TO BE DONE: Whenever a line below holds the word "mais", copy that line.

++++ GIVEN RECORDS

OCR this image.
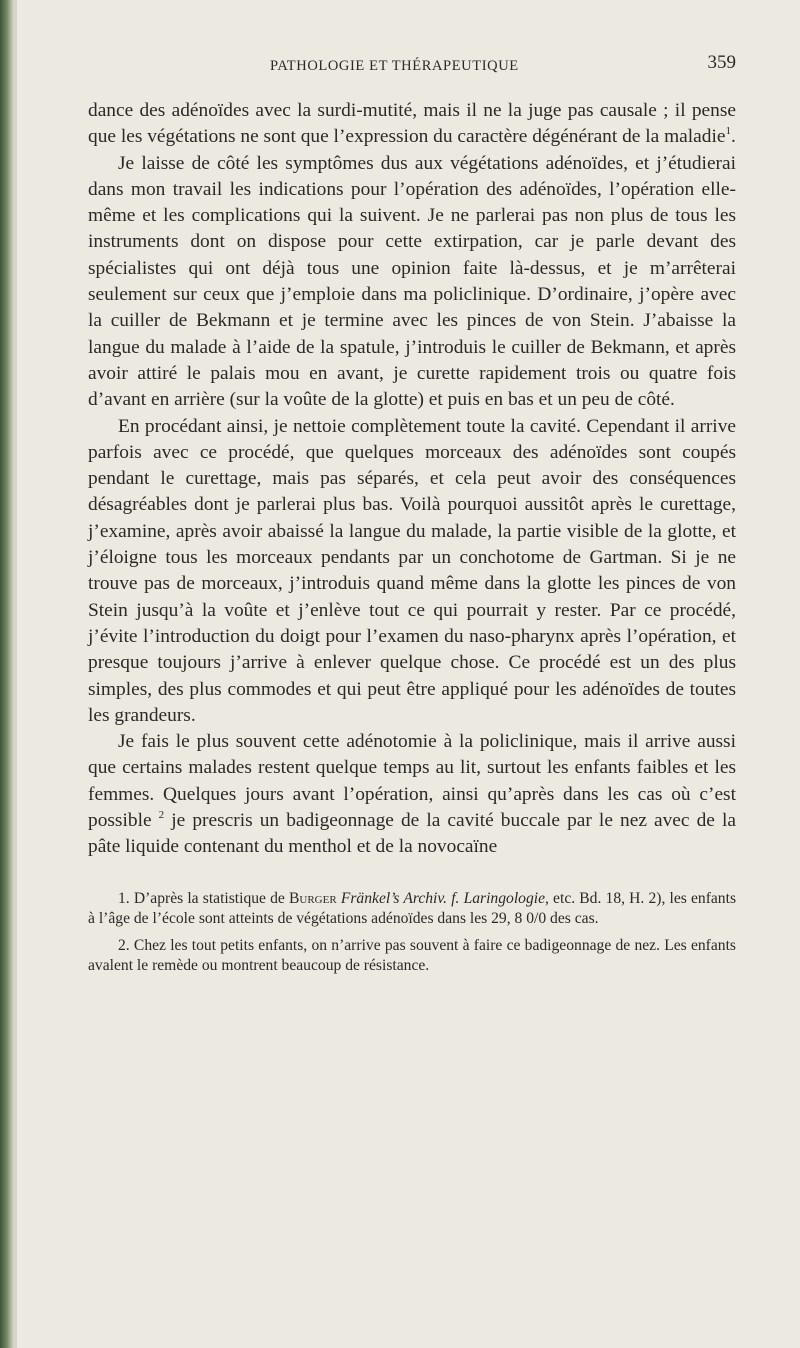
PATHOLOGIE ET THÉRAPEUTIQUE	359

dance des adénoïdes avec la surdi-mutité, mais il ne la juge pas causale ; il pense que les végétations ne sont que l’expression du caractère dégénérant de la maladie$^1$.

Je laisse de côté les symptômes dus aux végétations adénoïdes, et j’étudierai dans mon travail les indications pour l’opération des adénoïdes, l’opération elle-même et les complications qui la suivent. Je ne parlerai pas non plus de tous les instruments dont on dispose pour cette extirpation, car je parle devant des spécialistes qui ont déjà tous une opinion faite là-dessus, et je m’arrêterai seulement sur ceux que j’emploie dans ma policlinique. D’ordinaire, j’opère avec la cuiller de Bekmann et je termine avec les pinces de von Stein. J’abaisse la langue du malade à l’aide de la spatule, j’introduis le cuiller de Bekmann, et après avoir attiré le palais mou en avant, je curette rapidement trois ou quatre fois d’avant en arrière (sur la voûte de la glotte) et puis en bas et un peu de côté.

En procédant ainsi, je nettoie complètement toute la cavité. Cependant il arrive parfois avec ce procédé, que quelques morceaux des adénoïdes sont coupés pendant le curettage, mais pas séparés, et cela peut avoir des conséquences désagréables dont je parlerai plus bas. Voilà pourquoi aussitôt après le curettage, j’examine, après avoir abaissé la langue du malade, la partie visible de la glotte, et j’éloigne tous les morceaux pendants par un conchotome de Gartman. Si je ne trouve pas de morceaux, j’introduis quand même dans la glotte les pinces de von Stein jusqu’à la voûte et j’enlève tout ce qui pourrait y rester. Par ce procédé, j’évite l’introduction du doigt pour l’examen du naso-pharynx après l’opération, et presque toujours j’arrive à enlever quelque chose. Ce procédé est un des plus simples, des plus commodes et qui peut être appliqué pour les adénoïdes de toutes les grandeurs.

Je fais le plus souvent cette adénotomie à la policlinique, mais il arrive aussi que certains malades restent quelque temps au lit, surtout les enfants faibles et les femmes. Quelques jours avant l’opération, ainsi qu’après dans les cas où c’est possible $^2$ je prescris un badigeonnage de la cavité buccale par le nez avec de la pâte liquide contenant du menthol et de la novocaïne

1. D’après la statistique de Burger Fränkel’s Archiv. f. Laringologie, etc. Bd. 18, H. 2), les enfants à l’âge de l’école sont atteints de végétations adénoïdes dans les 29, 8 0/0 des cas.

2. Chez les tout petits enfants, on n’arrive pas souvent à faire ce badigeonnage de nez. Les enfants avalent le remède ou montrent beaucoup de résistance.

++++++++
++++ GIVEN RECORDS

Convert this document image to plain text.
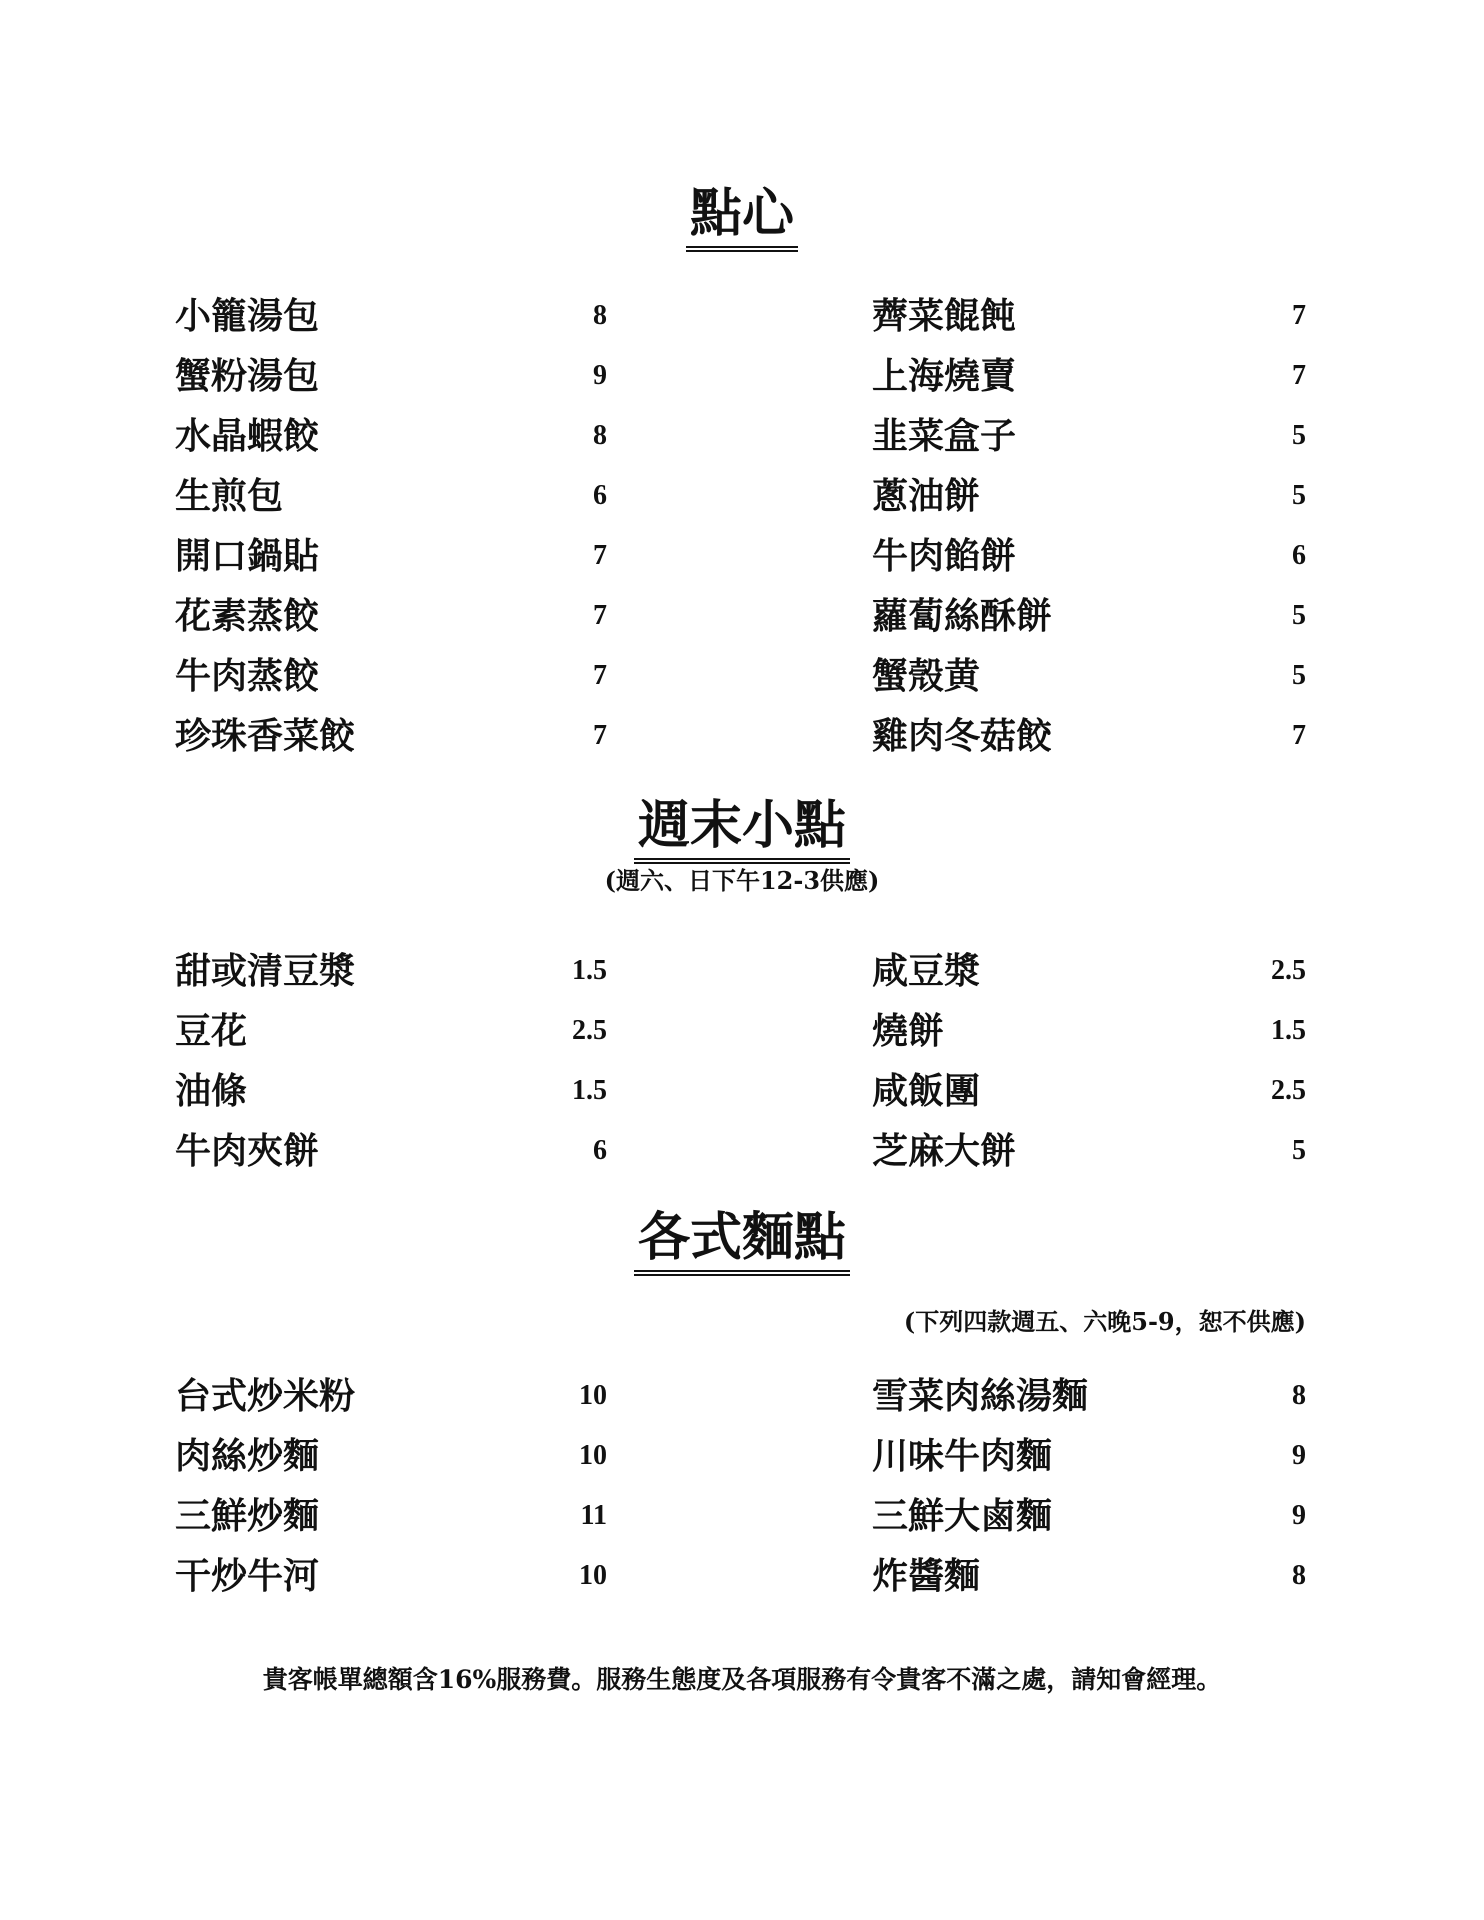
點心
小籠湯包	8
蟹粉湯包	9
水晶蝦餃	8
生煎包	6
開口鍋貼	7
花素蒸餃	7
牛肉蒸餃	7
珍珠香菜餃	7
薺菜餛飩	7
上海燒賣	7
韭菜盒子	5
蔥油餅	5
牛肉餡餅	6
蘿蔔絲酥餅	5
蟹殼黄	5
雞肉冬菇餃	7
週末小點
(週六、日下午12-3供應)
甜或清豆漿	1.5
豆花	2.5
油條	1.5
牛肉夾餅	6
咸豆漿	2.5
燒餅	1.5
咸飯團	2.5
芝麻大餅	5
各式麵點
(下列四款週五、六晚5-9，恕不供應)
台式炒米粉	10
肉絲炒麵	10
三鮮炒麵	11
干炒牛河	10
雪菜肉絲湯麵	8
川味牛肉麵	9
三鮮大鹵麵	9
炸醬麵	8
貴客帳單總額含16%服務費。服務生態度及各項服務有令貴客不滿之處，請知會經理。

++++++++

RIGHT ANSWER:
dance des adénoïdes avec la surdi-mutité, mais il ne la juge pas causale ; il pense que les végétations ne sont que l’expression du caractère dégénérant de la maladie$^1$.
En procédant ainsi, je nettoie complètement toute la cavité. Cependant il arrive parfois avec ce procédé, que quelques morceaux des adénoïdes sont coupés pendant le curettage, mais pas séparés, et cela peut avoir des conséquences désagréables dont je parlerai plus bas. Voilà pourquoi aussitôt après le curettage, j’examine, après avoir abaissé la langue du malade, la partie visible de la glotte, et j’éloigne tous les morceaux pendants par un conchotome de Gartman. Si je ne trouve pas de morceaux, j’introduis quand même dans la glotte les pinces de von Stein jusqu’à la voûte et j’enlève tout ce qui pourrait y rester. Par ce procédé, j’évite l’introduction du doigt pour l’examen du naso-pharynx après l’opération, et presque toujours j’arrive à enlever quelque chose. Ce procédé est un des plus simples, des plus commodes et qui peut être appliqué pour les adénoïdes de toutes les grandeurs.
Je fais le plus souvent cette adénotomie à la policlinique, mais il arrive aussi que certains malades restent quelque temps au lit, surtout les enfants faibles et les femmes. Quelques jours avant l’opération, ainsi qu’après dans les cas où c’est possible $^2$ je prescris un badigeonnage de la cavité buccale par le nez avec de la pâte liquide contenant du menthol et de la novocaïne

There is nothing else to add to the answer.